__TASK INSTRUCTIONS__. Render the following material again verbatim, leaving nothing out.

===== ROWS

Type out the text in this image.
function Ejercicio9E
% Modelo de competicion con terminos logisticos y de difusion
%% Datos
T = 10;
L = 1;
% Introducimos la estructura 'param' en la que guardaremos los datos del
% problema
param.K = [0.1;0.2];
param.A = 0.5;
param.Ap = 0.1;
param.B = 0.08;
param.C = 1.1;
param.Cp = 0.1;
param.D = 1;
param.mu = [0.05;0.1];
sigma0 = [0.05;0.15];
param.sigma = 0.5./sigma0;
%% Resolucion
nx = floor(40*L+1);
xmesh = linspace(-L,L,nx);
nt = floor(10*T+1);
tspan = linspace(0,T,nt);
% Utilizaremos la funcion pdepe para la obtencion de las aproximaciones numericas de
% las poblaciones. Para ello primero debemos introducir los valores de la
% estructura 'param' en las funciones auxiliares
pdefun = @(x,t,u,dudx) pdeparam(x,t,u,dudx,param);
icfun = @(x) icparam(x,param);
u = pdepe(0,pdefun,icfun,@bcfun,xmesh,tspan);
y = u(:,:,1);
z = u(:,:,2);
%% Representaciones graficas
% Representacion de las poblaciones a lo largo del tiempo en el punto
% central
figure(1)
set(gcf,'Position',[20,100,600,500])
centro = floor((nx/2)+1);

==========

__OUTPUT FOR THIS EXERCISE__.
Type out the text in this image.
function Ejercicio9E
% Modelo de competicion con terminos logisticos y de difusion
%% Datos
T = 10;
L = 1;
% Introducimos la estructura 'param' en la que guardaremos los datos del
% problema
param.K = [0.1;0.2];
param.A = 0.5;
param.Ap = 0.1;
param.B = 0.08;
param.C = 1.1;
param.Cp = 0.1;
param.D = 1;
param.mu = [0.05;0.1];
sigma0 = [0.05;0.15];
param.sigma = 0.5./sigma0;
%% Resolucion
nx = floor(40*L+1);
xmesh = linspace(-L,L,nx);
nt = floor(10*T+1);
tspan = linspace(0,T,nt);
% Utilizaremos la funcion pdepe para la obtencion de las aproximaciones numericas de
% las poblaciones. Para ello primero debemos introducir los valores de la
% estructura 'param' en las funciones auxiliares
pdefun = @(x,t,u,dudx) pdeparam(x,t,u,dudx,param);
icfun = @(x) icparam(x,param);
u = pdepe(0,pdefun,icfun,@bcfun,xmesh,tspan);
y = u(:,:,1);
z = u(:,:,2);
%% Representaciones graficas
% Representacion de las poblaciones a lo largo del tiempo en el punto
% central
figure(1)
set(gcf,'Position',[20,100,600,500])
centro = floor((nx/2)+1);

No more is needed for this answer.